# Фрагмент текста
......

Валентин СИДОРОВ. МОСТ НАД ПОТОКОМ


- Что любит быть захороненным? - спрашивали в старину на Востоке. И отвечали: - Зерно.

Пшеничные зерна недаром обнаруживают в усыпальницах египетских фараонов. Они были обязательным элементом погребального обряда. Однако не только символом победы над смертью было зерно, прорастающее вверх, но и символом знания (ныне утраченного) о могучей энергии.

В древнеиндийских источниках, бесстрашно обращающихся с астрономическими цифрами и бесстрашно отодвигающих историю человечества все дальше и дальше в тайную глубину веков, говорится, что пшеница не является злаком нашей земли: она была транспортирована с Венеры примерно шесть миллионов лет назад. И не для выпечки хлеба предназначались пшеничные зерна. Нет, они служили источником энергии, которая двигала водные и воздушные корабли.

Этой энергией полновластно владели атланты. Те же источники спокойно сообщают, что Атлантида (они называют ее по-иному) существовала около миллиона лет назад. По техническому уровню она не уступала нашей цивилизации, а в чем-то и превосходила ее. Во всяком случае не было отравления окружающей среды, ибо не использовались отбросы Земли, упрятанные в ее чреве.

Но, к сожалению, нравственность атлантов была на много порядков ниже их технических достижений. В результате самонадеянных действий они вызвали к жизни пространственный огонь, и тот, соединившись с огнем подземным, взорвал материк. Чуть ли не мгновенно он опустился на дно океана.

* * *

"О, Египет, Египет! О верованиях твоих останутся лишь смутные сказания, им уже не поверит потомство - словам, вырезанным на камне и повествующим о благочестивом... Божественное возвратится на небо, покинутое человечество целиком вымрет, и Египет опустеет...

Мрак предпочтут свету, смерть сочтут лучшею, чем жизнь, никто не воззрит на небо. Верующий человек прослывет безумцем, нечестивый -мудрецом, свирепый - отважным, худшие - лучшими. Душа и все относящиеся к ней вопросы - рождена ли она смертною, может ли достигнуть бессмертия? - будут преданы осмеянию и сочтутся за суетность".

Так пророчил самый любимый и почитаемый мудрец древнего Египта Гермес Трисмегист ("Трижды великий"), и ход событий подтвердил его пророчество.

Нашествия варваров опустошили Египет. Безмолвные пирамиды погребли тайны не менее надежно, чем волны океана, скрывшие под собой страну, еще более древнюю, чем Египет, - Атлантиду. Правда, Гермес обещал людям будущего: "Я заговорю с вами в сердцах ваших". Но текли тысячелетие за тысячелетием, а обещание не исполнялось. Разговаривать было не с кем. Символ тайны человеческого бытия - сфинкс, обращенный лицом к восходящему солнцу, - стал страшилищем и пугалом для суеверных феллахов. А наполеоновские солдаты превратили его в мишень для учебной стрельбы и изрешетили картечью.

......

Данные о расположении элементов
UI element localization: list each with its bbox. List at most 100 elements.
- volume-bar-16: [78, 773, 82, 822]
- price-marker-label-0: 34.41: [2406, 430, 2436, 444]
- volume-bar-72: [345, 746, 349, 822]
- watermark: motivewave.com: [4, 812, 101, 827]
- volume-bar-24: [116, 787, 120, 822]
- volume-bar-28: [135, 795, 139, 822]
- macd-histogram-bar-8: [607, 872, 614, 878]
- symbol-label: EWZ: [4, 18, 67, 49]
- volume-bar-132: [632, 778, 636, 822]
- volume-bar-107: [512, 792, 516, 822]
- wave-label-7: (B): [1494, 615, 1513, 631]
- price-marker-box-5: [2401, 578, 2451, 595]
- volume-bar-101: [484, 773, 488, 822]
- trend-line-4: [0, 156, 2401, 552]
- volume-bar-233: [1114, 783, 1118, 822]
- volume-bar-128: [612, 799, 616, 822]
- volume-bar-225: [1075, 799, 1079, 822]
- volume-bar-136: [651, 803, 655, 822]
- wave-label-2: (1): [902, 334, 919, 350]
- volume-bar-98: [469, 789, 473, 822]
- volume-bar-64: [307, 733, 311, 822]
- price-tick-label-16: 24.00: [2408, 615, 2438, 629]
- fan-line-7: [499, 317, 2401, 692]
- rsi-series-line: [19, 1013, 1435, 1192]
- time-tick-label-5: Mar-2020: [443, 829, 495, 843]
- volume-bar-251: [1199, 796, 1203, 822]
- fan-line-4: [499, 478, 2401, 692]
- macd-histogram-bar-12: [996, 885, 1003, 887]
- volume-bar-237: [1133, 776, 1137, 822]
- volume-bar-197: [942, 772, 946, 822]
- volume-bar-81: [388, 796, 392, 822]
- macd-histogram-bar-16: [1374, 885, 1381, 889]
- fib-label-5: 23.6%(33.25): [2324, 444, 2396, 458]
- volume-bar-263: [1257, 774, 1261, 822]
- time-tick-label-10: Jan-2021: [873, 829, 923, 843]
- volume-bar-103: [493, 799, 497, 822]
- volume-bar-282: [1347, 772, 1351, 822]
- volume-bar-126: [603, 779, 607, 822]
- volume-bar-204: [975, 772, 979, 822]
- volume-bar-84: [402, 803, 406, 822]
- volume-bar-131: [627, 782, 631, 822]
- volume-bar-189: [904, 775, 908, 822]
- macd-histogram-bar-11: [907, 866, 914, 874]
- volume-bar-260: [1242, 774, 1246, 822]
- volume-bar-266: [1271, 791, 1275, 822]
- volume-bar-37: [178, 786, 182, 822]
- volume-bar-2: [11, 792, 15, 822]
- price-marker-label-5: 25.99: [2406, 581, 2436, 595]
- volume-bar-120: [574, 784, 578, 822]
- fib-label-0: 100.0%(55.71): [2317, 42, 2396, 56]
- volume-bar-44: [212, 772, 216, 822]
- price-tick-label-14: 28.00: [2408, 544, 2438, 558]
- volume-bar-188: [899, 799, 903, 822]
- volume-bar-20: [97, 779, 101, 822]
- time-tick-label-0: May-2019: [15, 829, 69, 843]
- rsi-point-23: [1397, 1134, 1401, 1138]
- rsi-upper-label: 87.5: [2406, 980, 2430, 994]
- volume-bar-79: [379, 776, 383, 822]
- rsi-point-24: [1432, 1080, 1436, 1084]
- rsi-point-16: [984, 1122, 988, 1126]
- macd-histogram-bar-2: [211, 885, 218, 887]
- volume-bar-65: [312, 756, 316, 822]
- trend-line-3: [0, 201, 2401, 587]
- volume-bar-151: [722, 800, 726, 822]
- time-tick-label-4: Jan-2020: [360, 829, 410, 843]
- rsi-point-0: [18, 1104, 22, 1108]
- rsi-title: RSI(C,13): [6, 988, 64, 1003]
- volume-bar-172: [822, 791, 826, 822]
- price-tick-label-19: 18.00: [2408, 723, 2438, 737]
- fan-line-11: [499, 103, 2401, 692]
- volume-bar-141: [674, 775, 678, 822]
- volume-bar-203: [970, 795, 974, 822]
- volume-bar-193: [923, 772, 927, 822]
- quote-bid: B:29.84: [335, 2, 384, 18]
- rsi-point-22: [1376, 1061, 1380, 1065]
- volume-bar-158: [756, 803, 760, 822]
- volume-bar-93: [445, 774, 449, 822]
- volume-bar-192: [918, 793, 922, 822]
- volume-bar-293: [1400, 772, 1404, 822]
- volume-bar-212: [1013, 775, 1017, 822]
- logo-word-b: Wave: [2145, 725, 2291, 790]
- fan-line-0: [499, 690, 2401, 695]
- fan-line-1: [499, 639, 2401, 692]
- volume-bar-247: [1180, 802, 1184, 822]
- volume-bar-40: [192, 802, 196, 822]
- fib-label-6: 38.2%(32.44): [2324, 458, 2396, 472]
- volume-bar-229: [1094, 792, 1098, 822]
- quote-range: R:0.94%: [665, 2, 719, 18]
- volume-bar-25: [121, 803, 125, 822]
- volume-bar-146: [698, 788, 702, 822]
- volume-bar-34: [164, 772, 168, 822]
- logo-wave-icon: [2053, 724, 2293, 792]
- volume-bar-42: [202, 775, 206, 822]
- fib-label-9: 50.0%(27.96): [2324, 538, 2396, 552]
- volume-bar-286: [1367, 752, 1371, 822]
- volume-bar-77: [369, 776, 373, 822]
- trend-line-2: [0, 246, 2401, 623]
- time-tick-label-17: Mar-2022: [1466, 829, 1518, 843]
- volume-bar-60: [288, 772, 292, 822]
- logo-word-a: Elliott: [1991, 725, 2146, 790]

......

# Цель задания
Продолжите текст об Атлантиде и Египте, начав сразу после его последнего предложения.

# Ответ на задание
С горечью писал Николай Константинович Рерих, что варварски обезображен "Сфинкс Египта", по по счастью, добавлял он, "сфинкс Азии сбережен великими пустынями".

"Богатство сердца Азии сохранено, и час его пришел".

Путь простирается. И тем он необычен,
Что по нему без посоха идти
Легко и просто. Спосохом - труднее.

Ты ощущаешь странником себя.
И это ощущение дороже
Всего, что могут предложить тебе.

Лучи во мраке высветят твой путь.
Потом вершину. Каждый шаг к вершине
Даст вспышку света на твоем пути.

Для путника есть только смена форм,
А также изменение пейзажей.
А остановка каждая - трамплин.
И даже смерть всего лишь остановка
Пред поворотом на его пути.

Путь превращается в сияние луча,
Когда его пронизывает радость.

Луч - это путь. Шагайте по лучу.
Но чтобы сделать это, невесомость
Вам внутреннюю должно обрести.

Я вижу путь, ведущий из бессмертья
В бессмертие, из вечности в мир вечный.
Пусть гаснут Солнца - новые взойдут.

* * *

У индийцев - и об этом, помнится, я уже писал - врожденный дар идеальных собеседников. ... Обо всем этом я обязательно хотел сказать, предваряя содержание беседы с Ражендрой Авастхи, главным редактором журнала, носящего романтическое индийское женское имя "Кадамбини . ... В обратном переводе с хинди наш разговор выглядит так:

- Вот вы занимаетесь медитацией, пишете стихи-медитации. А не хочется ли вам уйти от суеты, от людей от толпы на какую-нибудь высокую гору, чтобы уединиться, чтобы никто не тревожил вашего безмолвия?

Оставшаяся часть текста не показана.